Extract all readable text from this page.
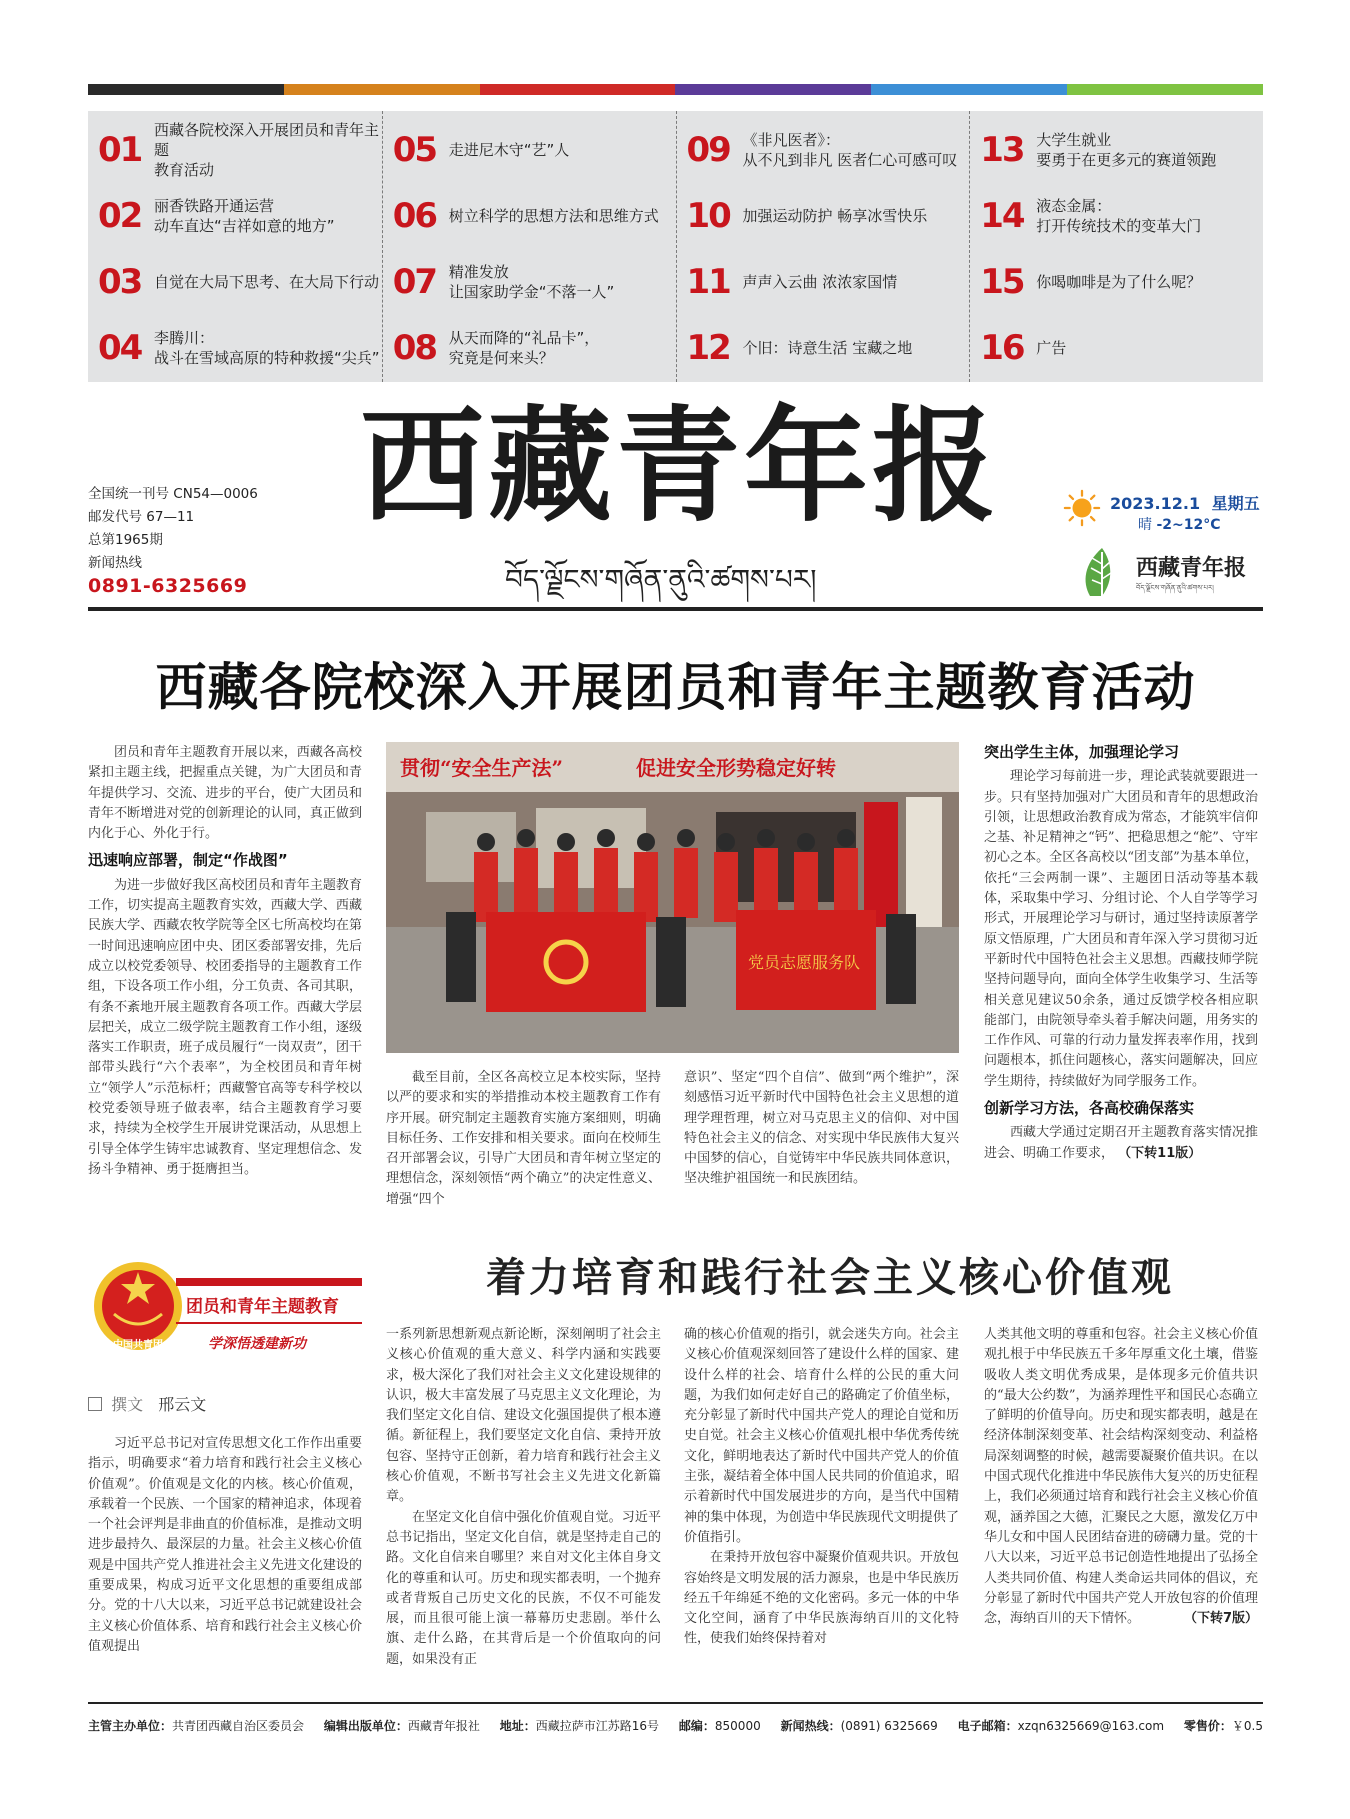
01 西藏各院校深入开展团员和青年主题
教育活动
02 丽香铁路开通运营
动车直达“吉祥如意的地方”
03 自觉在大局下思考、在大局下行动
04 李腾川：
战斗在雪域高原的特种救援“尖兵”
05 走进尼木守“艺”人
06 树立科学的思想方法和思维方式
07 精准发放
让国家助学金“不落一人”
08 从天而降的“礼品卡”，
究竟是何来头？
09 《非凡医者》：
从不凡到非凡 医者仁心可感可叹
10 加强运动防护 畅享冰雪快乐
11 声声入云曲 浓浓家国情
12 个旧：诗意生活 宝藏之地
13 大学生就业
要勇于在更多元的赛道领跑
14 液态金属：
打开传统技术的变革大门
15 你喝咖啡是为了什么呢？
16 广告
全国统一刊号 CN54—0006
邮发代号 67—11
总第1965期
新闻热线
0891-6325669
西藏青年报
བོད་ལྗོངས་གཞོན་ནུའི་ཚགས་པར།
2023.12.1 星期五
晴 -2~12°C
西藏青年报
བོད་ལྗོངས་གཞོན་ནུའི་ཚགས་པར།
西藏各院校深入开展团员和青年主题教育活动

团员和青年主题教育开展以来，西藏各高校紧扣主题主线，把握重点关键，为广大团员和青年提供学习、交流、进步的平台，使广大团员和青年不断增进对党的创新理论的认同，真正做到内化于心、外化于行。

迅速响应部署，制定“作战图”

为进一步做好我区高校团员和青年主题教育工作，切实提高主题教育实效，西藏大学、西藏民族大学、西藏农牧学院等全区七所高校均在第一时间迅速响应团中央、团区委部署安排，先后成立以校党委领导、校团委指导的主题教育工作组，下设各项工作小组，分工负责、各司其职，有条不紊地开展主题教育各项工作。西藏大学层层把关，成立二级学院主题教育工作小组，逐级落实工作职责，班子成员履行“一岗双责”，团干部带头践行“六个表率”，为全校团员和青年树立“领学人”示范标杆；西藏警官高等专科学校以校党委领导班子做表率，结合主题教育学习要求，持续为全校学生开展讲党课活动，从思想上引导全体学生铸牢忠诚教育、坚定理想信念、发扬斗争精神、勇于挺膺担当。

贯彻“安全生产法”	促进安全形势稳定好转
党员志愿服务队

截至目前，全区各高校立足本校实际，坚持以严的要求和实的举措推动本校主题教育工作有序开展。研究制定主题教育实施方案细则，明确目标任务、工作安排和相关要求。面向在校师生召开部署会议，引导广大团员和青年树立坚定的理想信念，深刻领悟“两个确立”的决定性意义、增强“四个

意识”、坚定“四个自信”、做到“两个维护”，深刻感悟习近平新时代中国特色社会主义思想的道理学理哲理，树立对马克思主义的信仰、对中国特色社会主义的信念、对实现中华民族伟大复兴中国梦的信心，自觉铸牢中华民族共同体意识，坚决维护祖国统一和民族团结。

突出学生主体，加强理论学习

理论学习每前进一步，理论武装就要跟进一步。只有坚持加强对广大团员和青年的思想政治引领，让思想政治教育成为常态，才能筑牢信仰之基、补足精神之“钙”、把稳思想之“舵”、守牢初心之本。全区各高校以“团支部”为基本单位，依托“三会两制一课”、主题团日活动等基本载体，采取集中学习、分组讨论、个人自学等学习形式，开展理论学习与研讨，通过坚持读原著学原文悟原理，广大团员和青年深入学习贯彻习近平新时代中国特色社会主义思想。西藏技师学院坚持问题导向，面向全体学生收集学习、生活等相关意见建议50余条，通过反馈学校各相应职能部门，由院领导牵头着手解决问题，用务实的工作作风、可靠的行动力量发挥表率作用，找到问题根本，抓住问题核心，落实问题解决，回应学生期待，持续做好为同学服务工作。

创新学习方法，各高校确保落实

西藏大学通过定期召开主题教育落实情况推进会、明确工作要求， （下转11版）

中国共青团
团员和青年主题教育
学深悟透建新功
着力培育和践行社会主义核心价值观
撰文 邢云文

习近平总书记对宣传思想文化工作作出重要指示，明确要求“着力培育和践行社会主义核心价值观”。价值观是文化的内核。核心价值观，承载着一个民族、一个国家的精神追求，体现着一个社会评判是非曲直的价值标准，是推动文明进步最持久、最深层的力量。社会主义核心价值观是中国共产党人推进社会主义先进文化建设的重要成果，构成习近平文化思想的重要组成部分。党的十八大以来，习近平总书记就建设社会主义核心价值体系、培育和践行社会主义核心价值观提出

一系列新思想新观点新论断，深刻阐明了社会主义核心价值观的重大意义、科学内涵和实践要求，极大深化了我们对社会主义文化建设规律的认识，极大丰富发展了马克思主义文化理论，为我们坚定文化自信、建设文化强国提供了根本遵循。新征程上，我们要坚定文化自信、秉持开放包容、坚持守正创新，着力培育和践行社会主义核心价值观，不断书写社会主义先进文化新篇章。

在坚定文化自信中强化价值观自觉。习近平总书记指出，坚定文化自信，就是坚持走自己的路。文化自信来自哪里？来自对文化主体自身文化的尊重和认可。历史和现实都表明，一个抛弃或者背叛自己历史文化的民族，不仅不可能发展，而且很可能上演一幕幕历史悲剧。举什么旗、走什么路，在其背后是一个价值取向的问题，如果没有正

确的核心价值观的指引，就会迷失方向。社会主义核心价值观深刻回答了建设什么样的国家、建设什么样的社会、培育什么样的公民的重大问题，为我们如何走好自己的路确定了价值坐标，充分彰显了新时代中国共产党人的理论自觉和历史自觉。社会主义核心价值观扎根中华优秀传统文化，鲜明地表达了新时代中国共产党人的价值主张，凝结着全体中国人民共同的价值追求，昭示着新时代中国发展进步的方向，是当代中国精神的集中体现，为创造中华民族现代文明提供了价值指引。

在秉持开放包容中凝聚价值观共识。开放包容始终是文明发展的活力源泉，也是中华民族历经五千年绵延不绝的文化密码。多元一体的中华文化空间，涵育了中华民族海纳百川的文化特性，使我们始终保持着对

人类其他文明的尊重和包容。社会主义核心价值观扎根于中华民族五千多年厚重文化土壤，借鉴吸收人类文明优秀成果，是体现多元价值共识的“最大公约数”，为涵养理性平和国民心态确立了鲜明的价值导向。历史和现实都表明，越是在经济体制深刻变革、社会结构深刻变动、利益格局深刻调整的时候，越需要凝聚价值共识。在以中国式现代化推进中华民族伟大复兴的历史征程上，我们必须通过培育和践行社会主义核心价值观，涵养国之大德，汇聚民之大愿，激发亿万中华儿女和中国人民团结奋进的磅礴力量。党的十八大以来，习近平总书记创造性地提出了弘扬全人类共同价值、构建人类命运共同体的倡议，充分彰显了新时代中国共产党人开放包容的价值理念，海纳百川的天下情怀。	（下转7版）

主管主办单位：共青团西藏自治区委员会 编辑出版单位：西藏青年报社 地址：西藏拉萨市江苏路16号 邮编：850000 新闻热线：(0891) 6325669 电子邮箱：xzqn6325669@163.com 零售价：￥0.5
# # # # # # #
» THE PROBLEM:
Reproduce every entry exactly, but omit each picture.

» RESPONSE:
Extract all readable text from this page.
01 西藏各院校深入开展团员和青年主题
教育活动
02 丽香铁路开通运营
动车直达“吉祥如意的地方”
03 自觉在大局下思考、在大局下行动
04 李腾川：
战斗在雪域高原的特种救援“尖兵”
05 走进尼木守“艺”人
06 树立科学的思想方法和思维方式
07 精准发放
让国家助学金“不落一人”
08 从天而降的“礼品卡”，
究竟是何来头？
09 《非凡医者》：
从不凡到非凡 医者仁心可感可叹
10 加强运动防护 畅享冰雪快乐
11 声声入云曲 浓浓家国情
12 个旧：诗意生活 宝藏之地
13 大学生就业
要勇于在更多元的赛道领跑
14 液态金属：
打开传统技术的变革大门
15 你喝咖啡是为了什么呢？
16 广告
全国统一刊号 CN54—0006
邮发代号 67—11
总第1965期
新闻热线
0891-6325669
西藏青年报
བོད་ལྗོངས་གཞོན་ནུའི་ཚགས་པར།
2023.12.1 星期五
晴 -2~12°C
西藏青年报
བོད་ལྗོངས་གཞོན་ནུའི་ཚགས་པར།
西藏各院校深入开展团员和青年主题教育活动

团员和青年主题教育开展以来，西藏各高校紧扣主题主线，把握重点关键，为广大团员和青年提供学习、交流、进步的平台，使广大团员和青年不断增进对党的创新理论的认同，真正做到内化于心、外化于行。

迅速响应部署，制定“作战图”

为进一步做好我区高校团员和青年主题教育工作，切实提高主题教育实效，西藏大学、西藏民族大学、西藏农牧学院等全区七所高校均在第一时间迅速响应团中央、团区委部署安排，先后成立以校党委领导、校团委指导的主题教育工作组，下设各项工作小组，分工负责、各司其职，有条不紊地开展主题教育各项工作。西藏大学层层把关，成立二级学院主题教育工作小组，逐级落实工作职责，班子成员履行“一岗双责”，团干部带头践行“六个表率”，为全校团员和青年树立“领学人”示范标杆；西藏警官高等专科学校以校党委领导班子做表率，结合主题教育学习要求，持续为全校学生开展讲党课活动，从思想上引导全体学生铸牢忠诚教育、坚定理想信念、发扬斗争精神、勇于挺膺担当。

贯彻“安全生产法”	促进安全形势稳定好转
党员志愿服务队

截至目前，全区各高校立足本校实际，坚持以严的要求和实的举措推动本校主题教育工作有序开展。研究制定主题教育实施方案细则，明确目标任务、工作安排和相关要求。面向在校师生召开部署会议，引导广大团员和青年树立坚定的理想信念，深刻领悟“两个确立”的决定性意义、增强“四个

意识”、坚定“四个自信”、做到“两个维护”，深刻感悟习近平新时代中国特色社会主义思想的道理学理哲理，树立对马克思主义的信仰、对中国特色社会主义的信念、对实现中华民族伟大复兴中国梦的信心，自觉铸牢中华民族共同体意识，坚决维护祖国统一和民族团结。

突出学生主体，加强理论学习

理论学习每前进一步，理论武装就要跟进一步。只有坚持加强对广大团员和青年的思想政治引领，让思想政治教育成为常态，才能筑牢信仰之基、补足精神之“钙”、把稳思想之“舵”、守牢初心之本。全区各高校以“团支部”为基本单位，依托“三会两制一课”、主题团日活动等基本载体，采取集中学习、分组讨论、个人自学等学习形式，开展理论学习与研讨，通过坚持读原著学原文悟原理，广大团员和青年深入学习贯彻习近平新时代中国特色社会主义思想。西藏技师学院坚持问题导向，面向全体学生收集学习、生活等相关意见建议50余条，通过反馈学校各相应职能部门，由院领导牵头着手解决问题，用务实的工作作风、可靠的行动力量发挥表率作用，找到问题根本，抓住问题核心，落实问题解决，回应学生期待，持续做好为同学服务工作。

创新学习方法，各高校确保落实

西藏大学通过定期召开主题教育落实情况推进会、明确工作要求， （下转11版）

中国共青团
团员和青年主题教育
学深悟透建新功
着力培育和践行社会主义核心价值观
撰文 邢云文

习近平总书记对宣传思想文化工作作出重要指示，明确要求“着力培育和践行社会主义核心价值观”。价值观是文化的内核。核心价值观，承载着一个民族、一个国家的精神追求，体现着一个社会评判是非曲直的价值标准，是推动文明进步最持久、最深层的力量。社会主义核心价值观是中国共产党人推进社会主义先进文化建设的重要成果，构成习近平文化思想的重要组成部分。党的十八大以来，习近平总书记就建设社会主义核心价值体系、培育和践行社会主义核心价值观提出

一系列新思想新观点新论断，深刻阐明了社会主义核心价值观的重大意义、科学内涵和实践要求，极大深化了我们对社会主义文化建设规律的认识，极大丰富发展了马克思主义文化理论，为我们坚定文化自信、建设文化强国提供了根本遵循。新征程上，我们要坚定文化自信、秉持开放包容、坚持守正创新，着力培育和践行社会主义核心价值观，不断书写社会主义先进文化新篇章。

在坚定文化自信中强化价值观自觉。习近平总书记指出，坚定文化自信，就是坚持走自己的路。文化自信来自哪里？来自对文化主体自身文化的尊重和认可。历史和现实都表明，一个抛弃或者背叛自己历史文化的民族，不仅不可能发展，而且很可能上演一幕幕历史悲剧。举什么旗、走什么路，在其背后是一个价值取向的问题，如果没有正

确的核心价值观的指引，就会迷失方向。社会主义核心价值观深刻回答了建设什么样的国家、建设什么样的社会、培育什么样的公民的重大问题，为我们如何走好自己的路确定了价值坐标，充分彰显了新时代中国共产党人的理论自觉和历史自觉。社会主义核心价值观扎根中华优秀传统文化，鲜明地表达了新时代中国共产党人的价值主张，凝结着全体中国人民共同的价值追求，昭示着新时代中国发展进步的方向，是当代中国精神的集中体现，为创造中华民族现代文明提供了价值指引。

在秉持开放包容中凝聚价值观共识。开放包容始终是文明发展的活力源泉，也是中华民族历经五千年绵延不绝的文化密码。多元一体的中华文化空间，涵育了中华民族海纳百川的文化特性，使我们始终保持着对

人类其他文明的尊重和包容。社会主义核心价值观扎根于中华民族五千多年厚重文化土壤，借鉴吸收人类文明优秀成果，是体现多元价值共识的“最大公约数”，为涵养理性平和国民心态确立了鲜明的价值导向。历史和现实都表明，越是在经济体制深刻变革、社会结构深刻变动、利益格局深刻调整的时候，越需要凝聚价值共识。在以中国式现代化推进中华民族伟大复兴的历史征程上，我们必须通过培育和践行社会主义核心价值观，涵养国之大德，汇聚民之大愿，激发亿万中华儿女和中国人民团结奋进的磅礴力量。党的十八大以来，习近平总书记创造性地提出了弘扬全人类共同价值、构建人类命运共同体的倡议，充分彰显了新时代中国共产党人开放包容的价值理念，海纳百川的天下情怀。	（下转7版）

主管主办单位：共青团西藏自治区委员会 编辑出版单位：西藏青年报社 地址：西藏拉萨市江苏路16号 邮编：850000 新闻热线：(0891) 6325669 电子邮箱：xzqn6325669@163.com 零售价：￥0.5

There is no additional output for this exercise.